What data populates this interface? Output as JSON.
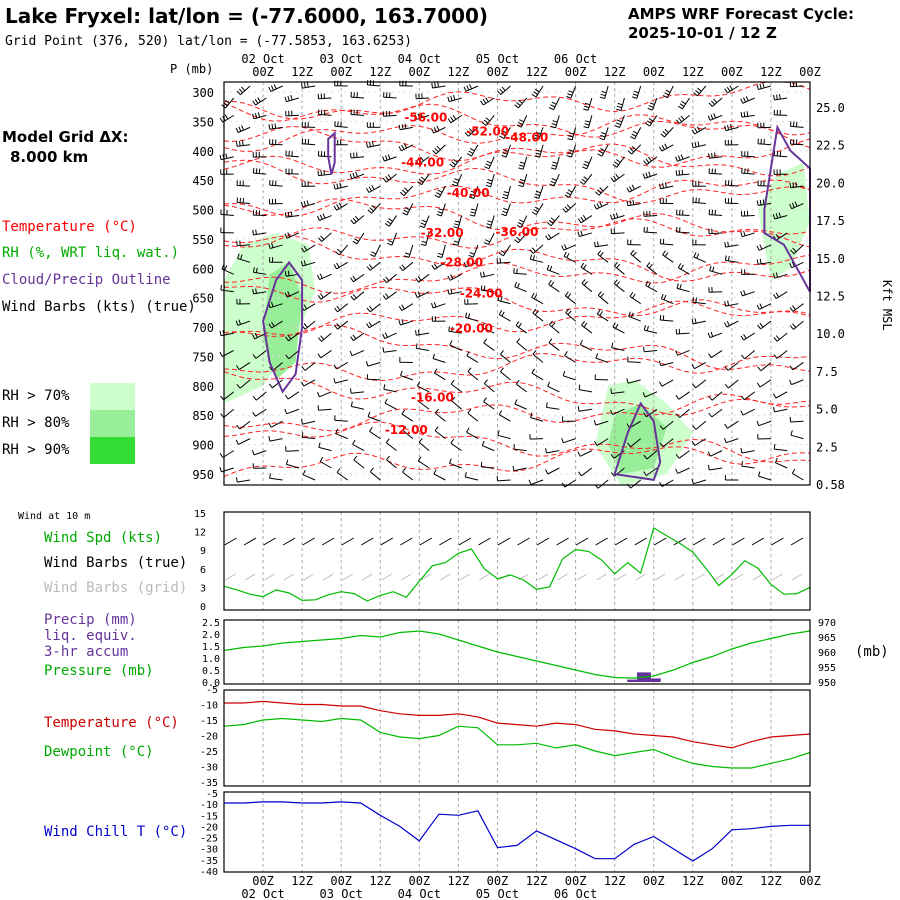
{
  "header": {
    "title": "Lake Fryxel:  lat/lon = (-77.6000, 163.7000)",
    "subtitle": "Grid Point (376, 520) lat/lon = (-77.5853, 163.6253)",
    "cycle_line1": "AMPS WRF Forecast Cycle:",
    "cycle_line2": "2025-10-01 / 12  Z"
  },
  "model_grid": {
    "label": "Model Grid ΔX:",
    "value": "8.000 km"
  },
  "time_axis": {
    "day_labels": [
      "02 Oct",
      "03 Oct",
      "04 Oct",
      "05 Oct",
      "06 Oct"
    ],
    "hour_labels": [
      "00Z",
      "12Z",
      "00Z",
      "12Z",
      "00Z",
      "12Z",
      "00Z",
      "12Z",
      "00Z",
      "12Z"
    ]
  },
  "legend": {
    "temperature": "Temperature (°C)",
    "rh": "RH (%, WRT liq. wat.)",
    "cloud": "Cloud/Precip Outline",
    "wind": "Wind Barbs (kts) (true)",
    "rh70": "RH > 70%",
    "rh80": "RH > 80%",
    "rh90": "RH > 90%",
    "colors": {
      "temperature": "#ff0000",
      "rh": "#ff0000",
      "cloud": "#663399",
      "wind": "#000000",
      "rh70": "#ccffcc",
      "rh80": "#99ee99",
      "rh90": "#33dd33"
    }
  },
  "panel_labels": {
    "wind_at_10m": "Wind at 10 m",
    "wind_spd": "Wind Spd (kts)",
    "barbs_true": "Wind Barbs (true)",
    "barbs_grid": "Wind Barbs (grid)",
    "precip_1": "Precip (mm)",
    "precip_2": "liq. equiv.",
    "precip_3": "3-hr accum",
    "pressure": "Pressure (mb)",
    "pressure_units": "(mb)",
    "temperature": "Temperature (°C)",
    "dewpoint": "Dewpoint (°C)",
    "windchill": "Wind Chill T (°C)"
  },
  "chart_data": [
    {
      "type": "heatmap",
      "name_note": "upper-air time-height cross section",
      "ylabel": "P (mb)",
      "y2label": "Kft MSL",
      "pressure_levels": [
        300,
        350,
        400,
        450,
        500,
        550,
        600,
        650,
        700,
        750,
        800,
        850,
        900,
        950
      ],
      "height_kft_labels": [
        "25.0",
        "22.5",
        "20.0",
        "17.5",
        "15.0",
        "12.5",
        "10.0",
        "7.5",
        "5.0",
        "2.5",
        "0.58"
      ],
      "temperature_contour_labels": [
        {
          "label": "-56.00",
          "x_hour": 50,
          "p": 343
        },
        {
          "label": "-52.00",
          "x_hour": 69,
          "p": 367
        },
        {
          "label": "-48.00",
          "x_hour": 81,
          "p": 377
        },
        {
          "label": "-44.00",
          "x_hour": 49,
          "p": 420
        },
        {
          "label": "-40.00",
          "x_hour": 63,
          "p": 472
        },
        {
          "label": "-36.00",
          "x_hour": 78,
          "p": 538
        },
        {
          "label": "-32.00",
          "x_hour": 55,
          "p": 540
        },
        {
          "label": "-28.00",
          "x_hour": 61,
          "p": 590
        },
        {
          "label": "-24.00",
          "x_hour": 67,
          "p": 643
        },
        {
          "label": "-20.00",
          "x_hour": 64,
          "p": 702
        },
        {
          "label": "-16.00",
          "x_hour": 52,
          "p": 820
        },
        {
          "label": "-12.00",
          "x_hour": 44,
          "p": 875
        }
      ],
      "rh_regions": [
        {
          "level": 70,
          "points": [
            [
              -12,
              620
            ],
            [
              -6,
              560
            ],
            [
              4,
              540
            ],
            [
              14,
              560
            ],
            [
              16,
              640
            ],
            [
              10,
              720
            ],
            [
              0,
              800
            ],
            [
              -12,
              830
            ]
          ]
        },
        {
          "level": 80,
          "points": [
            [
              2,
              610
            ],
            [
              8,
              590
            ],
            [
              12,
              650
            ],
            [
              10,
              760
            ],
            [
              4,
              790
            ],
            [
              0,
              720
            ]
          ]
        },
        {
          "level": 70,
          "points": [
            [
              106,
              800
            ],
            [
              114,
              790
            ],
            [
              124,
              830
            ],
            [
              132,
              880
            ],
            [
              124,
              950
            ],
            [
              110,
              970
            ],
            [
              102,
              900
            ]
          ]
        },
        {
          "level": 80,
          "points": [
            [
              108,
              850
            ],
            [
              116,
              830
            ],
            [
              124,
              870
            ],
            [
              120,
              940
            ],
            [
              110,
              950
            ],
            [
              106,
              900
            ]
          ]
        },
        {
          "level": 70,
          "points": [
            [
              152,
              500
            ],
            [
              158,
              440
            ],
            [
              166,
              420
            ],
            [
              168,
              520
            ],
            [
              162,
              600
            ],
            [
              156,
              620
            ]
          ]
        }
      ],
      "cloud_outlines": [
        {
          "points": [
            [
              4,
              620
            ],
            [
              8,
              590
            ],
            [
              12,
              620
            ],
            [
              12,
              700
            ],
            [
              10,
              780
            ],
            [
              6,
              810
            ],
            [
              2,
              760
            ],
            [
              0,
              690
            ]
          ]
        },
        {
          "points": [
            [
              20,
              380
            ],
            [
              22,
              370
            ],
            [
              22,
              420
            ],
            [
              21,
              440
            ],
            [
              20,
              410
            ]
          ]
        },
        {
          "points": [
            [
              108,
              950
            ],
            [
              112,
              880
            ],
            [
              116,
              830
            ],
            [
              120,
              860
            ],
            [
              122,
              930
            ],
            [
              120,
              960
            ]
          ]
        },
        {
          "points": [
            [
              154,
              500
            ],
            [
              158,
              360
            ],
            [
              162,
              400
            ],
            [
              168,
              430
            ],
            [
              168,
              640
            ],
            [
              160,
              560
            ],
            [
              154,
              540
            ]
          ]
        }
      ]
    },
    {
      "type": "line",
      "name_note": "10 m wind speed",
      "ylim": [
        0,
        15
      ],
      "yticks": [
        0,
        3,
        6,
        9,
        12,
        15
      ],
      "x_hours": [
        -12,
        -8,
        -4,
        0,
        4,
        8,
        12,
        16,
        20,
        24,
        28,
        32,
        36,
        40,
        44,
        48,
        52,
        56,
        60,
        64,
        68,
        72,
        76,
        80,
        84,
        88,
        92,
        96,
        100,
        104,
        108,
        112,
        116,
        120,
        124,
        128,
        132,
        136,
        140,
        144,
        148,
        152,
        156,
        160,
        164,
        168
      ],
      "series": [
        {
          "values": [
            3.2,
            2.6,
            1.9,
            1.5,
            2.6,
            2.1,
            0.9,
            1.0,
            1.8,
            2.3,
            2.0,
            0.8,
            1.7,
            2.3,
            1.4,
            4.0,
            6.5,
            7.0,
            8.5,
            9.2,
            6.0,
            4.4,
            5.0,
            4.2,
            2.7,
            3.1,
            7.6,
            9.1,
            8.8,
            7.4,
            5.2,
            7.0,
            5.3,
            12.6,
            11.3,
            10.1,
            8.7,
            6.1,
            3.3,
            5.1,
            7.3,
            6.1,
            3.5,
            1.9,
            2.0,
            3.0
          ],
          "color": "#00bb00"
        }
      ]
    },
    {
      "type": "line",
      "name_note": "pressure and 3-hr precipitation",
      "ylim": [
        950,
        970
      ],
      "yticks_left": [
        "0.0",
        "0.5",
        "1.0",
        "1.5",
        "2.0",
        "2.5"
      ],
      "yticks_right": [
        950,
        955,
        960,
        965,
        970
      ],
      "x_hours": [
        -12,
        -6,
        0,
        6,
        12,
        18,
        24,
        30,
        36,
        42,
        48,
        54,
        60,
        66,
        72,
        78,
        84,
        90,
        96,
        102,
        108,
        114,
        120,
        126,
        132,
        138,
        144,
        150,
        156,
        162,
        168
      ],
      "series": [
        {
          "values": [
            960.5,
            961.5,
            962.0,
            963.0,
            963.5,
            964.0,
            964.5,
            965.5,
            965.0,
            966.5,
            967.0,
            966.0,
            964.0,
            962.0,
            960.0,
            958.5,
            957.0,
            955.5,
            954.0,
            952.5,
            951.5,
            951.3,
            952.0,
            954.0,
            956.5,
            958.5,
            961.0,
            963.0,
            964.5,
            966.0,
            967.0
          ],
          "color": "#00bb00"
        }
      ],
      "precip_bars": [
        {
          "x_hour": 114,
          "value": 0.1
        },
        {
          "x_hour": 117,
          "value": 0.4
        },
        {
          "x_hour": 120,
          "value": 0.15
        }
      ]
    },
    {
      "type": "line",
      "name_note": "temperature and dewpoint",
      "ylim": [
        -35,
        -5
      ],
      "yticks": [
        -5,
        -10,
        -15,
        -20,
        -25,
        -30,
        -35
      ],
      "x_hours": [
        -12,
        -6,
        0,
        6,
        12,
        18,
        24,
        30,
        36,
        42,
        48,
        54,
        60,
        66,
        72,
        78,
        84,
        90,
        96,
        102,
        108,
        114,
        120,
        126,
        132,
        138,
        144,
        150,
        156,
        162,
        168
      ],
      "series": [
        {
          "values": [
            -9.5,
            -9.5,
            -9.0,
            -9.5,
            -10.0,
            -10.0,
            -10.5,
            -10.5,
            -12.0,
            -13.0,
            -13.5,
            -13.5,
            -13.0,
            -14.0,
            -16.0,
            -16.5,
            -17.0,
            -16.0,
            -16.5,
            -18.0,
            -18.5,
            -19.5,
            -20.0,
            -20.5,
            -22.0,
            -23.0,
            -24.0,
            -22.0,
            -20.5,
            -20.0,
            -19.5
          ],
          "color": "#cc0000"
        },
        {
          "values": [
            -17.0,
            -16.5,
            -15.0,
            -14.5,
            -15.0,
            -15.5,
            -14.5,
            -15.0,
            -19.0,
            -20.5,
            -21.0,
            -20.0,
            -17.0,
            -17.5,
            -23.0,
            -23.0,
            -22.5,
            -24.0,
            -23.0,
            -25.0,
            -26.5,
            -25.5,
            -24.5,
            -27.0,
            -29.0,
            -30.0,
            -30.5,
            -30.5,
            -29.0,
            -27.5,
            -25.5
          ],
          "color": "#00bb00"
        }
      ]
    },
    {
      "type": "line",
      "name_note": "wind chill temperature",
      "ylim": [
        -40,
        -5
      ],
      "yticks": [
        -5,
        -10,
        -15,
        -20,
        -25,
        -30,
        -35,
        -40
      ],
      "x_hours": [
        -12,
        -6,
        0,
        6,
        12,
        18,
        24,
        30,
        36,
        42,
        48,
        54,
        60,
        66,
        72,
        78,
        84,
        90,
        96,
        102,
        108,
        114,
        120,
        126,
        132,
        138,
        144,
        150,
        156,
        162,
        168
      ],
      "series": [
        {
          "values": [
            -9.5,
            -9.5,
            -9.0,
            -9.0,
            -9.5,
            -9.5,
            -9.0,
            -9.5,
            -15.0,
            -20.0,
            -26.5,
            -14.5,
            -15.0,
            -13.0,
            -29.5,
            -28.5,
            -22.0,
            -26.0,
            -30.0,
            -34.5,
            -34.5,
            -28.0,
            -24.5,
            -30.0,
            -35.5,
            -30.0,
            -21.5,
            -21.0,
            -20.0,
            -19.5,
            -19.5
          ],
          "color": "#0000cc"
        }
      ]
    }
  ]
}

- Written task
Write down every line of the data above that includes the string "true".

- Result of the exercise
    "wind": "Wind Barbs (kts) (true)",
    "barbs_true": "Wind Barbs (true)",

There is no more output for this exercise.